─── Data for this task ───
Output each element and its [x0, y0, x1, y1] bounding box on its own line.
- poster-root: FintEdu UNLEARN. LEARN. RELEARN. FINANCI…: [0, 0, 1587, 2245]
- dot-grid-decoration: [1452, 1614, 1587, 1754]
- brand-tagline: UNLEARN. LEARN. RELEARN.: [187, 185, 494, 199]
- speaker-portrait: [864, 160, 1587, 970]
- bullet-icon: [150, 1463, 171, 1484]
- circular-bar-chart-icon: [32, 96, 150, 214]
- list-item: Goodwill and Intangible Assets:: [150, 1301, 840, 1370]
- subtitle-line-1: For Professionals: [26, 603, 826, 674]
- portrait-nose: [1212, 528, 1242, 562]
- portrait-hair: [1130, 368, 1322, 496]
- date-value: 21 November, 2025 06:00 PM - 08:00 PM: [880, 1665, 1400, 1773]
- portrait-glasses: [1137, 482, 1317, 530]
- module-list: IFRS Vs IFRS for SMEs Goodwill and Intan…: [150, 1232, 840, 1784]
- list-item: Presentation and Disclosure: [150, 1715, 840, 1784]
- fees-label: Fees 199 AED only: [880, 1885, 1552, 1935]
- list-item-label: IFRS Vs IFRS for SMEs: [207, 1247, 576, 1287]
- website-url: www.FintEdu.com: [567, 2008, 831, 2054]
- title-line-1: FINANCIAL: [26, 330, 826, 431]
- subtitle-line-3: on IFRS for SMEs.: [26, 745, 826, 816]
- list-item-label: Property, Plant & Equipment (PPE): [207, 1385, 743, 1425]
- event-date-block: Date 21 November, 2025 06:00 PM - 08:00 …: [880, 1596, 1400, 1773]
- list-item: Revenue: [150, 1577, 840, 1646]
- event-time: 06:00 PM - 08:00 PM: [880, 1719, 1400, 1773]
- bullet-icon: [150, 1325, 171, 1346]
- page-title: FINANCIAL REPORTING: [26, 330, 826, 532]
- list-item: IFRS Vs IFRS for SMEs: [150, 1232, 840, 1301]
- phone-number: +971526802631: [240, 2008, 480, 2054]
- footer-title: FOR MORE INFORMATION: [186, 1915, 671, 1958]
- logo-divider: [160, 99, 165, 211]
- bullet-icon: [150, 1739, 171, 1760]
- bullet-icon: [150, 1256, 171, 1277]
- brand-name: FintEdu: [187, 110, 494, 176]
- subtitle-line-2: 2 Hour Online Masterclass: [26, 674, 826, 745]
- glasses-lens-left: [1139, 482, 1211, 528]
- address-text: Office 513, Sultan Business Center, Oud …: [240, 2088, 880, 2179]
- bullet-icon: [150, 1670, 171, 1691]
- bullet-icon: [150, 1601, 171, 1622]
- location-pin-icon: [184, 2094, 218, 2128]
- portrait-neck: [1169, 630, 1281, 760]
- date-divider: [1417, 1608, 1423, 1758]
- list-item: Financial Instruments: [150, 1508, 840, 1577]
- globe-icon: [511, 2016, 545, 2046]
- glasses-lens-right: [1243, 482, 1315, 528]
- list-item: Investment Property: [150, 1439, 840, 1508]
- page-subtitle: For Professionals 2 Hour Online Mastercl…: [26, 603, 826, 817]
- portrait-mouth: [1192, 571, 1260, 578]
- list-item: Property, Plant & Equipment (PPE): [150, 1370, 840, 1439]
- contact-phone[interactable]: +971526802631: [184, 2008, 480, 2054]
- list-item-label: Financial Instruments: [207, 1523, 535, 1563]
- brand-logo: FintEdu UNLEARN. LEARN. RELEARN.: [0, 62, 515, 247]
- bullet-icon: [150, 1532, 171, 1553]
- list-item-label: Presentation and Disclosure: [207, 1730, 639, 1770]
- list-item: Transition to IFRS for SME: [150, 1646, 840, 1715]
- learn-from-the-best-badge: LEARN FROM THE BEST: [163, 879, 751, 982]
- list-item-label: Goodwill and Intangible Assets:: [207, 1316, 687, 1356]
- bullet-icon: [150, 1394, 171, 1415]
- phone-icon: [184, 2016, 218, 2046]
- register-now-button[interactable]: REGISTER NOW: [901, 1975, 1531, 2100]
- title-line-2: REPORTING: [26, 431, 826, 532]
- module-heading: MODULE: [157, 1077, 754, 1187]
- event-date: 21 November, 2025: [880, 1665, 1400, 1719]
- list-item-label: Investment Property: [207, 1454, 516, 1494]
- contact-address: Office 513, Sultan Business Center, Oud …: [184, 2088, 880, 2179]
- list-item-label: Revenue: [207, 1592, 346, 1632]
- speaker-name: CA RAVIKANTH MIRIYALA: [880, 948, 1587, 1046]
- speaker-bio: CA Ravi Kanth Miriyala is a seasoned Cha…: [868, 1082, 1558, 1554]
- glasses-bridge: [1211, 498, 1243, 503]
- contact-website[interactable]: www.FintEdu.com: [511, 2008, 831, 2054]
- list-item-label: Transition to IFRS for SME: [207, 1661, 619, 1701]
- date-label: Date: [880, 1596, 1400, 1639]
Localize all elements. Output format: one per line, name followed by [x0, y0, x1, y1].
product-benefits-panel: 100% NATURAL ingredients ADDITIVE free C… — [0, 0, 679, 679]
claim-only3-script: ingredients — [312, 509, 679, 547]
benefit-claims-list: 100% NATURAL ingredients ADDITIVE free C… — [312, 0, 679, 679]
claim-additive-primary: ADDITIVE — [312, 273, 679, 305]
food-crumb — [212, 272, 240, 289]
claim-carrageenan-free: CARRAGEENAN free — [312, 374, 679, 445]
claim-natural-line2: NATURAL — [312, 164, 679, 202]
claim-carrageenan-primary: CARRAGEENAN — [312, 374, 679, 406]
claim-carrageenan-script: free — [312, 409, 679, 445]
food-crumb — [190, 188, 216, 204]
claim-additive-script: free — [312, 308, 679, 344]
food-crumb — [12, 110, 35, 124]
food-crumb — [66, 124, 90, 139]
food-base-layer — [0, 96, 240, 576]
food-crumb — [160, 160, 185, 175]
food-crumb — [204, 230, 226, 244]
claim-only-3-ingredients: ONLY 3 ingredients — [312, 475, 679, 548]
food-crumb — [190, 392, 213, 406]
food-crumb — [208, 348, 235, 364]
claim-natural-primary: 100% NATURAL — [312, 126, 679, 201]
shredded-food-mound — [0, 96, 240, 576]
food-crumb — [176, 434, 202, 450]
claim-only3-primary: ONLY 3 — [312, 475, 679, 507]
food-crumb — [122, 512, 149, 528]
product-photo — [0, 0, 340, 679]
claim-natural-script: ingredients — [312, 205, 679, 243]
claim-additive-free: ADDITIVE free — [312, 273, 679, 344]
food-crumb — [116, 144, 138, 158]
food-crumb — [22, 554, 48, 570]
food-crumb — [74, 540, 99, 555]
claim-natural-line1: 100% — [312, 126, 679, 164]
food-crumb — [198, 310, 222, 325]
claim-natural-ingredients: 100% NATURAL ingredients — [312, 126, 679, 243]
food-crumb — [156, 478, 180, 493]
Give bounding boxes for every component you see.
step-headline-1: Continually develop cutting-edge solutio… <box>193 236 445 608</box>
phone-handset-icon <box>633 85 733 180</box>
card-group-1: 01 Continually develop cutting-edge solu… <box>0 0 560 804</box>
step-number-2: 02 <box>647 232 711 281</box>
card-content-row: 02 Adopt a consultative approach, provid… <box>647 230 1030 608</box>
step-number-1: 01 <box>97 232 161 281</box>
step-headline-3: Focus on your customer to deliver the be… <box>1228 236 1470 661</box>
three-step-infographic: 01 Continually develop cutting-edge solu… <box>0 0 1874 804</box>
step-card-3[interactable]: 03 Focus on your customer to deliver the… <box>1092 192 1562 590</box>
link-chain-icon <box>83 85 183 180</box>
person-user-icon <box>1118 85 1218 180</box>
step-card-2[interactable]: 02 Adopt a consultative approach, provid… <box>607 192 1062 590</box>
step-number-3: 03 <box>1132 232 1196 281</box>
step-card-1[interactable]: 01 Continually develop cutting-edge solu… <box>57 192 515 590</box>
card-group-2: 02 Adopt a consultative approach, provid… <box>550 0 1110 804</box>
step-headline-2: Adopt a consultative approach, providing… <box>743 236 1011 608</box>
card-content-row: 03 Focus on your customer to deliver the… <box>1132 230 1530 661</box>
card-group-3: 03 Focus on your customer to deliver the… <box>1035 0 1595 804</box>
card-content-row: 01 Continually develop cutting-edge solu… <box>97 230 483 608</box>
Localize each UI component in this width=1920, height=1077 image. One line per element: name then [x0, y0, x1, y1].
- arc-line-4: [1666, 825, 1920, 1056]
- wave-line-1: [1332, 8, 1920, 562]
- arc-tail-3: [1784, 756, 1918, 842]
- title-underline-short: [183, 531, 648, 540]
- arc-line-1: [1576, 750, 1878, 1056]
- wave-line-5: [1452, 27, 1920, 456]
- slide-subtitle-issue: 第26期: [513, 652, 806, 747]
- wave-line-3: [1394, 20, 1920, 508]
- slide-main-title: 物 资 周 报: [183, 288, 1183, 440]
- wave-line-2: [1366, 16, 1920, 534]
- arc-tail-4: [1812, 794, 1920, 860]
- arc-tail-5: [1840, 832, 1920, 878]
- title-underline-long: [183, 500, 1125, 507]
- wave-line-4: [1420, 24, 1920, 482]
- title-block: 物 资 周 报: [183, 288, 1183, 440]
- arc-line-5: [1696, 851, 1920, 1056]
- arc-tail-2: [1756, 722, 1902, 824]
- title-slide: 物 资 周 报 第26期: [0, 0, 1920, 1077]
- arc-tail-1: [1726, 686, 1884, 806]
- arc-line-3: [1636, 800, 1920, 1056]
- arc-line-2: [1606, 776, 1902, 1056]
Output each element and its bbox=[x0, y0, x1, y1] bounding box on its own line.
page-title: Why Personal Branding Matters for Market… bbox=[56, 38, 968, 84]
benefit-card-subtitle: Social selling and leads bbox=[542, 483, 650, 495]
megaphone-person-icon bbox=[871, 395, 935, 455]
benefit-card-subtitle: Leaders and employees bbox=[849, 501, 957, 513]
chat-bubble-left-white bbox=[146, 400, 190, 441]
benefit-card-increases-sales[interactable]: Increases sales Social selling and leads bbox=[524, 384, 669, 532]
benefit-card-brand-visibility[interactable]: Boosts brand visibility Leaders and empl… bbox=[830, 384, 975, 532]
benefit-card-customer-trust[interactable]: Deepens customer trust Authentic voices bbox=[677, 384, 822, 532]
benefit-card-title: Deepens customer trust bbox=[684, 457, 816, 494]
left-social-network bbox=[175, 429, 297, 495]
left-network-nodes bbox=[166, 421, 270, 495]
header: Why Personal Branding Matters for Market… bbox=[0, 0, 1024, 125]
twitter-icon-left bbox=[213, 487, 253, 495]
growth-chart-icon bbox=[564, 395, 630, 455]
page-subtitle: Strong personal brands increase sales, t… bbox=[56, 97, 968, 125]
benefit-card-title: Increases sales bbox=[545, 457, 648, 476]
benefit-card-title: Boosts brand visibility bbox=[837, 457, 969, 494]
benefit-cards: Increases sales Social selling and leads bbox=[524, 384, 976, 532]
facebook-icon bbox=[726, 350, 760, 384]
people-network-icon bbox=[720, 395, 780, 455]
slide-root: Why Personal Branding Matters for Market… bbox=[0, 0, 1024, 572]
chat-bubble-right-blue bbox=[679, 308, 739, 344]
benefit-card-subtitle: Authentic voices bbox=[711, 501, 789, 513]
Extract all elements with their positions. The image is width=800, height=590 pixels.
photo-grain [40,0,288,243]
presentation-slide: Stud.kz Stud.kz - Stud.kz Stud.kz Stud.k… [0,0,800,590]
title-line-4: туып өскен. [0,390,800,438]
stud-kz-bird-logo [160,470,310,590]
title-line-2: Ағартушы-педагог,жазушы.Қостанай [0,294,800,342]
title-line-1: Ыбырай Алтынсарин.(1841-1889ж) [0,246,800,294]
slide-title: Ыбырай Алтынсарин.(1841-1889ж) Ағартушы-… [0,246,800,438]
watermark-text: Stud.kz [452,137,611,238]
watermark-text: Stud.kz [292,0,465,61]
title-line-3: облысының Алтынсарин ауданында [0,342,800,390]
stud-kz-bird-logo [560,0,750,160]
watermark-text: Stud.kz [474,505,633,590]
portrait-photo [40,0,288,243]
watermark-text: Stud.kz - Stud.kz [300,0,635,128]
───
Problem details:
Rewrite the items from the first line up to and including the line with "- module-list: IFRS", changing "speaker-portrait" to "presenter-portrait" and leaving everything else as it is; return only those lines.

Task answer:
Output each element and its [x0, y0, x1, y1] bounding box on its own line.
- poster-root: FintEdu UNLEARN. LEARN. RELEARN. FINANCI…: [0, 0, 1587, 2245]
- dot-grid-decoration: [1452, 1614, 1587, 1754]
- brand-tagline: UNLEARN. LEARN. RELEARN.: [187, 185, 494, 199]
- presenter-portrait: [864, 160, 1587, 970]
- bullet-icon: [150, 1463, 171, 1484]
- circular-bar-chart-icon: [32, 96, 150, 214]
- list-item: Goodwill and Intangible Assets:: [150, 1301, 840, 1370]
- subtitle-line-1: For Professionals: [26, 603, 826, 674]
- portrait-nose: [1212, 528, 1242, 562]
- portrait-hair: [1130, 368, 1322, 496]
- date-value: 21 November, 2025 06:00 PM - 08:00 PM: [880, 1665, 1400, 1773]
- portrait-glasses: [1137, 482, 1317, 530]
- module-list: IFRS Vs IFRS for SMEs Goodwill and Intan…: [150, 1232, 840, 1784]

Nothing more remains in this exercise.